Give the number of lines in the records below that include "name", and nothing more.

■ Records provided:

((

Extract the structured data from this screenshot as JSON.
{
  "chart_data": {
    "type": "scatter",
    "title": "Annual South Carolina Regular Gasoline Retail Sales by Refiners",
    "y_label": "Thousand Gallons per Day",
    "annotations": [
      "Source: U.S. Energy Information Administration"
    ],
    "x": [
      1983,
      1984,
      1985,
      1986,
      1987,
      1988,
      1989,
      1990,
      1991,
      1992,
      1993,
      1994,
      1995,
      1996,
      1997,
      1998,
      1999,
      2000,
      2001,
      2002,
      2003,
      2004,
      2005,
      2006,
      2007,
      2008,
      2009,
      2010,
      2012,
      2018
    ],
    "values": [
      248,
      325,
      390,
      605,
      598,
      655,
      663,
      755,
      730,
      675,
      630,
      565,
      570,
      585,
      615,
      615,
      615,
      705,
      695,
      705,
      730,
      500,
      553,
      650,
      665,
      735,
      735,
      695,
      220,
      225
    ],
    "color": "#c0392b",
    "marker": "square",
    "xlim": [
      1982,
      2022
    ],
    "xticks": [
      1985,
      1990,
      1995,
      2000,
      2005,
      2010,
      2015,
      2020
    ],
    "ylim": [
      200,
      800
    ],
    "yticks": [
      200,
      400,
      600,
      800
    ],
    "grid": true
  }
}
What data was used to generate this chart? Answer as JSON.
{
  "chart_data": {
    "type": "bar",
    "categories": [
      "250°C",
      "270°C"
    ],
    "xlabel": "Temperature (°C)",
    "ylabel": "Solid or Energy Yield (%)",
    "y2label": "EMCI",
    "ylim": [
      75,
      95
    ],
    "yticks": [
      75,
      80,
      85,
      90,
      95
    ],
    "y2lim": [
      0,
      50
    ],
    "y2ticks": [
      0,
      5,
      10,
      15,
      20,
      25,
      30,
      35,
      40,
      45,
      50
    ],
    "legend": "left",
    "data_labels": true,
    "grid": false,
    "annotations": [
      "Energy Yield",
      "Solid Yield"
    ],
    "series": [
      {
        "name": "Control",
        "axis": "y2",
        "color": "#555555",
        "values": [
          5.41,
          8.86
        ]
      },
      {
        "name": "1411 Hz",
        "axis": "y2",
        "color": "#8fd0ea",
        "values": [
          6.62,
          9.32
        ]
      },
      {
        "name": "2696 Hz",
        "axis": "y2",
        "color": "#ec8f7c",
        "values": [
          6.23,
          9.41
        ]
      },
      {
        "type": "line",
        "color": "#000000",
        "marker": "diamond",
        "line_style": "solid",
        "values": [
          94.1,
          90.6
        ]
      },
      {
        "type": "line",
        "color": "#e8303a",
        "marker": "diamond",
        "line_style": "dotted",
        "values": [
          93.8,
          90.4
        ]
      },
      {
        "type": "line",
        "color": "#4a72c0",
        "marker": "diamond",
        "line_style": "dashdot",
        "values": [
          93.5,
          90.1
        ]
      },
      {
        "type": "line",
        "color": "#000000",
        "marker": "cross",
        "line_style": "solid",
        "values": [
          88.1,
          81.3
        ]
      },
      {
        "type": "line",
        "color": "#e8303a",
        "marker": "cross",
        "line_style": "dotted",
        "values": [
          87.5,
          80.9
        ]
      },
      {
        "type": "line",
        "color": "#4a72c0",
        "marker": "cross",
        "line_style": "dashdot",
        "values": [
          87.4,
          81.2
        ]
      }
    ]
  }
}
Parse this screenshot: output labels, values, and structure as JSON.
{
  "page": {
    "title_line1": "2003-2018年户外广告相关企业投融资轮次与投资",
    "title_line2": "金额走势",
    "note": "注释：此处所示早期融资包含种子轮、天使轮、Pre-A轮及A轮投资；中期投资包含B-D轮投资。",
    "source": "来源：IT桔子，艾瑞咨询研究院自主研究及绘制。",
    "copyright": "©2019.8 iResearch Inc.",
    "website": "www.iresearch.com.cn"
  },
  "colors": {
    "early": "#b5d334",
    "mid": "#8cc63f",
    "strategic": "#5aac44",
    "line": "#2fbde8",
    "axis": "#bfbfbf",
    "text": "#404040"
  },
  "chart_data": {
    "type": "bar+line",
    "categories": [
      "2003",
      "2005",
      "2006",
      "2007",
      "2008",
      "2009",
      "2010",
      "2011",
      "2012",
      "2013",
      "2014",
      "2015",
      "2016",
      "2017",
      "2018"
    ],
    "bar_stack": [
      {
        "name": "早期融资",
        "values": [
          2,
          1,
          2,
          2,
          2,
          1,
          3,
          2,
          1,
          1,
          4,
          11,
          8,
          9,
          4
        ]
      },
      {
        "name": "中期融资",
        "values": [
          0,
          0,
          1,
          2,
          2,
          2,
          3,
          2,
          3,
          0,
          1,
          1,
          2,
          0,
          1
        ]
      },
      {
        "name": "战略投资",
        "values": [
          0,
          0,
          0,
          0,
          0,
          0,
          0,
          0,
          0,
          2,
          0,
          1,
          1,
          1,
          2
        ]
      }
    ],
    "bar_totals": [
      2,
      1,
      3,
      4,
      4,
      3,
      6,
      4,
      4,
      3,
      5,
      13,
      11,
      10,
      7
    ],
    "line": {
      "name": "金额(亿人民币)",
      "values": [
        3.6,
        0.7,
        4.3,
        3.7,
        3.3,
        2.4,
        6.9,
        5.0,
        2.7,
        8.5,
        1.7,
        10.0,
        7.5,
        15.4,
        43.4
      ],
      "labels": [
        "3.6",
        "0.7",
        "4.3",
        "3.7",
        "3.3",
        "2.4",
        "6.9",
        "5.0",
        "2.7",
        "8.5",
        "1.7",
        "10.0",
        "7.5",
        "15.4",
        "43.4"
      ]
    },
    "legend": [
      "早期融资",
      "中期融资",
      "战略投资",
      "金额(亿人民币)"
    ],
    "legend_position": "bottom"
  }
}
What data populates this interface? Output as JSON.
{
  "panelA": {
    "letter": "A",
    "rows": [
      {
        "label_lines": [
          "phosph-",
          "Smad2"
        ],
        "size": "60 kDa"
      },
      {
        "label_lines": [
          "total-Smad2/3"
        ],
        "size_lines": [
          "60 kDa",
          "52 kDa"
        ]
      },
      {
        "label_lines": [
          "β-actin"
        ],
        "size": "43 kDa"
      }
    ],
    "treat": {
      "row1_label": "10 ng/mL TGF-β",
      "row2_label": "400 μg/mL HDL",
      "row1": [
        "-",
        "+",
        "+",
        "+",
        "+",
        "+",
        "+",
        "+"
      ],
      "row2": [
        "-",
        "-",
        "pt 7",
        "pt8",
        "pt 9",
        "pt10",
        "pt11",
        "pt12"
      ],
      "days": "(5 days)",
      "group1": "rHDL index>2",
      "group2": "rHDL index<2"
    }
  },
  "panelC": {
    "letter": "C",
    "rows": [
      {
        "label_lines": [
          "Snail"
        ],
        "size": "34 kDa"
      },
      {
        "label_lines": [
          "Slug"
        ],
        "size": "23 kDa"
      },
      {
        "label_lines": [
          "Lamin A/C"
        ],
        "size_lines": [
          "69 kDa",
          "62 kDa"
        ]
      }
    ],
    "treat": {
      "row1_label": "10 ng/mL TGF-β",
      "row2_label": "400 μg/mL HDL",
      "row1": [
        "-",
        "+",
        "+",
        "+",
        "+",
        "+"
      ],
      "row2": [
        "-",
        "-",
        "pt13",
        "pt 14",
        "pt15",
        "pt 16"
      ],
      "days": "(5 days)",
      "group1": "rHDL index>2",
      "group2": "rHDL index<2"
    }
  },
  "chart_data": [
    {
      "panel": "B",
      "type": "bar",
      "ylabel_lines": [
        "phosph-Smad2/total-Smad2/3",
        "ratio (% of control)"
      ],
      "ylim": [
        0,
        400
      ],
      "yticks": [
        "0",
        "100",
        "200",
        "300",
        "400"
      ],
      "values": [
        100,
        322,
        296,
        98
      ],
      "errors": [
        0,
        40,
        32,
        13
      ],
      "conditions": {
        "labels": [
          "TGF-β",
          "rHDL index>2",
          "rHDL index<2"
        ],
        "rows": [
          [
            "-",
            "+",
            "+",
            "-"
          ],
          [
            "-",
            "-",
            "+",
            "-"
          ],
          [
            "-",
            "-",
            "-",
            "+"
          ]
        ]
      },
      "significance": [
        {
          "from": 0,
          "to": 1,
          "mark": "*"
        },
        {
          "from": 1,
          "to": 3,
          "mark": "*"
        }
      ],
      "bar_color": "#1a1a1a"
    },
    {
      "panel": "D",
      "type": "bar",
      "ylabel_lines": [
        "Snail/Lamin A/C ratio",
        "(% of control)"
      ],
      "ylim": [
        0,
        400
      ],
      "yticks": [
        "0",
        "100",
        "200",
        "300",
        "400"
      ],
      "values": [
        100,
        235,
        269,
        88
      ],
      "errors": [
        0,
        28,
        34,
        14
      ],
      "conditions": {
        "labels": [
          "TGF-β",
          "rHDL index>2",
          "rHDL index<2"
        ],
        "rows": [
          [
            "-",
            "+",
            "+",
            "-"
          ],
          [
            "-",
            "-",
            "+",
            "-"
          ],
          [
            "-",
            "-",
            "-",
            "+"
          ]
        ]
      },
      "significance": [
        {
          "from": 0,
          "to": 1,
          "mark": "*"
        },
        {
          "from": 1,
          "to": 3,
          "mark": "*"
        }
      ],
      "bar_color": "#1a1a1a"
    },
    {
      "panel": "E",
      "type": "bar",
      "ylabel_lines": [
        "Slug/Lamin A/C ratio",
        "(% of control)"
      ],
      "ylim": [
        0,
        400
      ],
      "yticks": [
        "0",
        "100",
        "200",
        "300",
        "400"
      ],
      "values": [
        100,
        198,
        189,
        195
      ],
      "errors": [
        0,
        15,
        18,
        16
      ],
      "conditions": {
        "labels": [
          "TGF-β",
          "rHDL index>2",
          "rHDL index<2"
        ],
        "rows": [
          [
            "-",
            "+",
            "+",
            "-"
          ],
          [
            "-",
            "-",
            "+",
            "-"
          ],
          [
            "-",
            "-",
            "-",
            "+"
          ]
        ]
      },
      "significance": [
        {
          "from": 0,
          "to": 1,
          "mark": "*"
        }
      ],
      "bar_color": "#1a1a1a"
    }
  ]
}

))

■ Exercise solution: 7